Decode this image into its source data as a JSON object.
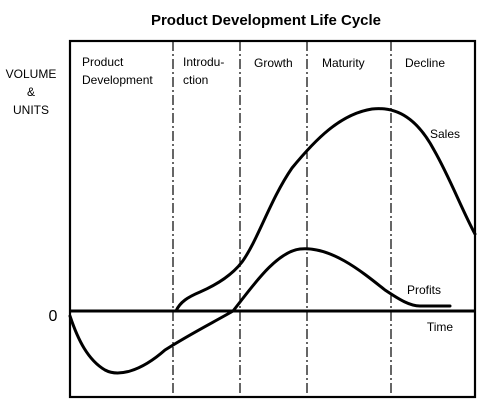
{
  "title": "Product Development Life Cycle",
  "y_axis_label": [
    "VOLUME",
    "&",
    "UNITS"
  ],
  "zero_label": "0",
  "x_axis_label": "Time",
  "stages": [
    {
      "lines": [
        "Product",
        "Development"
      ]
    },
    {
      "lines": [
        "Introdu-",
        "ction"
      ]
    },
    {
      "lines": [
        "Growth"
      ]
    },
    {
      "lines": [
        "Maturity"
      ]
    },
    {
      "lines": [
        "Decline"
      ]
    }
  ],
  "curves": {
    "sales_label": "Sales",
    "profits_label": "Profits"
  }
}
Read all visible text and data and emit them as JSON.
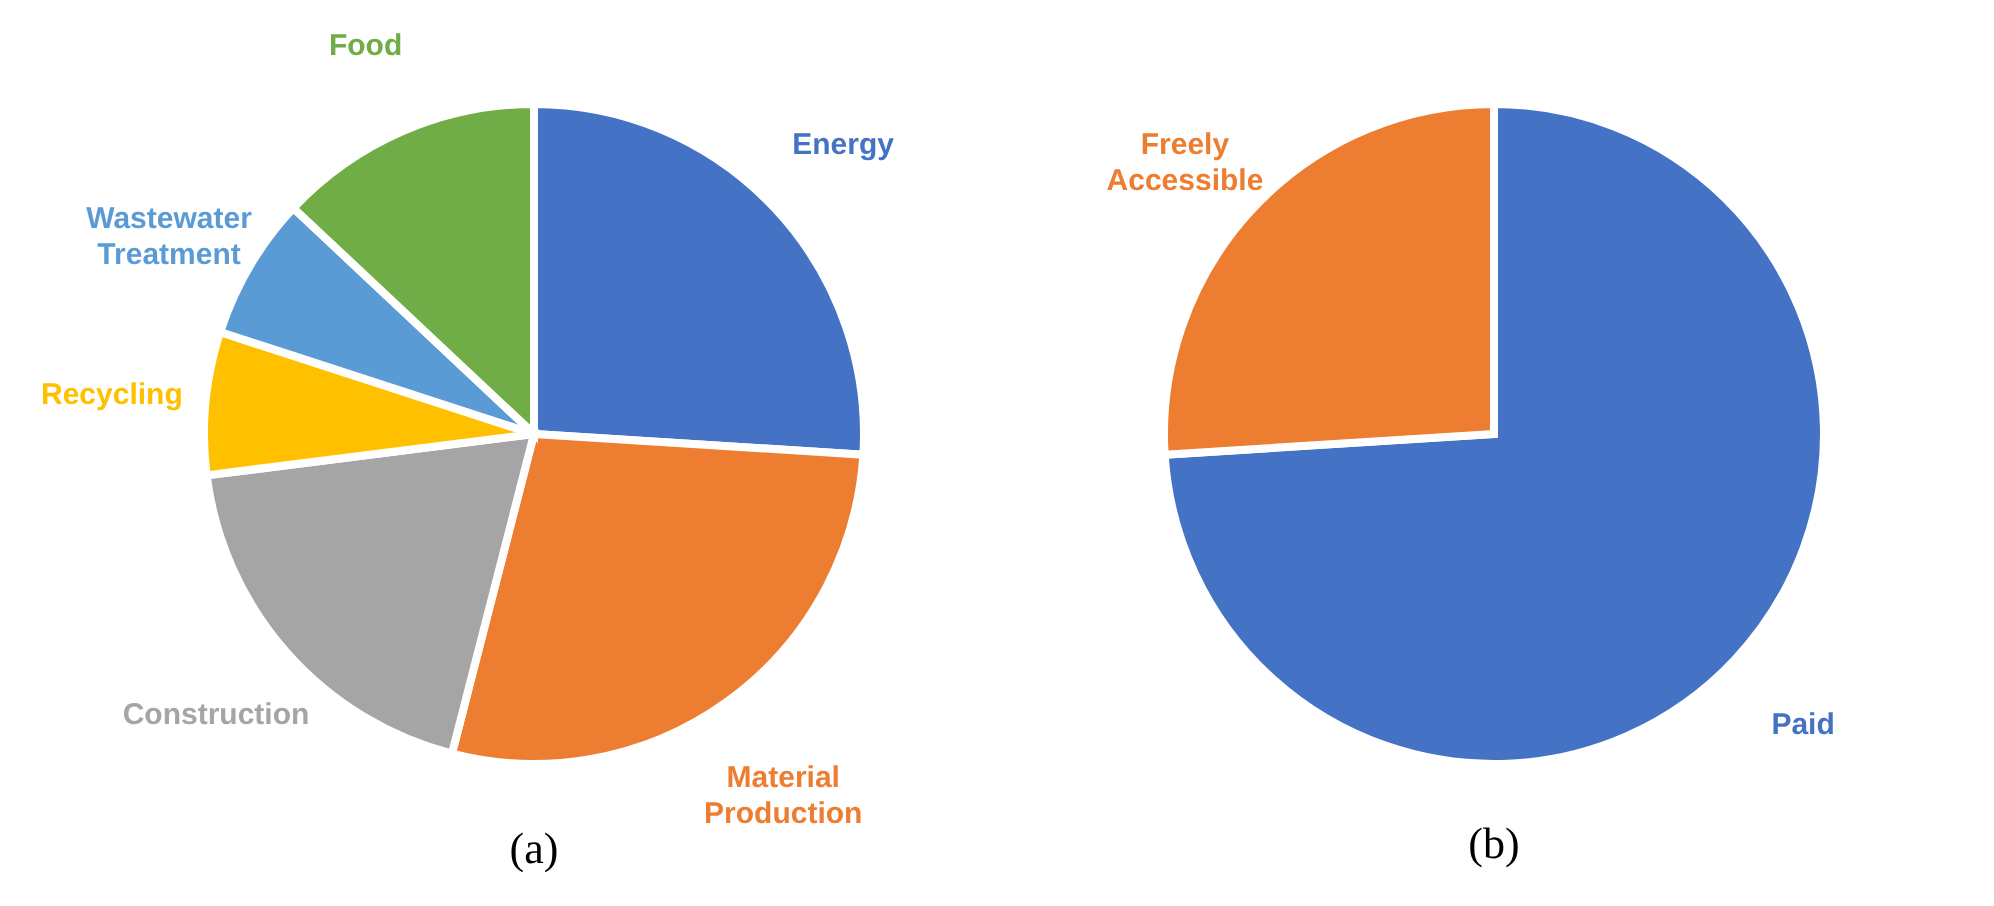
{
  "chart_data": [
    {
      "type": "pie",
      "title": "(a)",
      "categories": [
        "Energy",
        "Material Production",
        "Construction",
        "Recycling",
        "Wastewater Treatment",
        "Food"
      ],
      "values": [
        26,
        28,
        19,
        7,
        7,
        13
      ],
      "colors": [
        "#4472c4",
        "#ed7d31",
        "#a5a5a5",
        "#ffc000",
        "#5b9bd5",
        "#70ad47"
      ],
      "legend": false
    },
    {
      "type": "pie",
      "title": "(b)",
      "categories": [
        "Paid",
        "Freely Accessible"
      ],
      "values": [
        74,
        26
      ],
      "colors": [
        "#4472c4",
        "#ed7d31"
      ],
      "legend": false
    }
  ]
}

+ + +

__What needs to be done__
Reproduce each line of the records exactly, and omit every picture.

__Result__
Decode this image into its source data as a JSON object.
{
  "title": "Product Development Life Cycle",
  "y_axis_label": [
    "VOLUME",
    "&",
    "UNITS"
  ],
  "zero_label": "0",
  "x_axis_label": "Time",
  "stages": [
    {
      "lines": [
        "Product",
        "Development"
      ]
    },
    {
      "lines": [
        "Introdu-",
        "ction"
      ]
    },
    {
      "lines": [
        "Growth"
      ]
    },
    {
      "lines": [
        "Maturity"
      ]
    },
    {
      "lines": [
        "Decline"
      ]
    }
  ],
  "curves": {
    "sales_label": "Sales",
    "profits_label": "Profits"
  }
}
Read all visible text and data and emit them as JSON.
{
  "chart_data": [
    {
      "type": "pie",
      "title": "(a)",
      "categories": [
        "Energy",
        "Material Production",
        "Construction",
        "Recycling",
        "Wastewater Treatment",
        "Food"
      ],
      "values": [
        26,
        28,
        19,
        7,
        7,
        13
      ],
      "colors": [
        "#4472c4",
        "#ed7d31",
        "#a5a5a5",
        "#ffc000",
        "#5b9bd5",
        "#70ad47"
      ],
      "legend": false
    },
    {
      "type": "pie",
      "title": "(b)",
      "categories": [
        "Paid",
        "Freely Accessible"
      ],
      "values": [
        74,
        26
      ],
      "colors": [
        "#4472c4",
        "#ed7d31"
      ],
      "legend": false
    }
  ]
}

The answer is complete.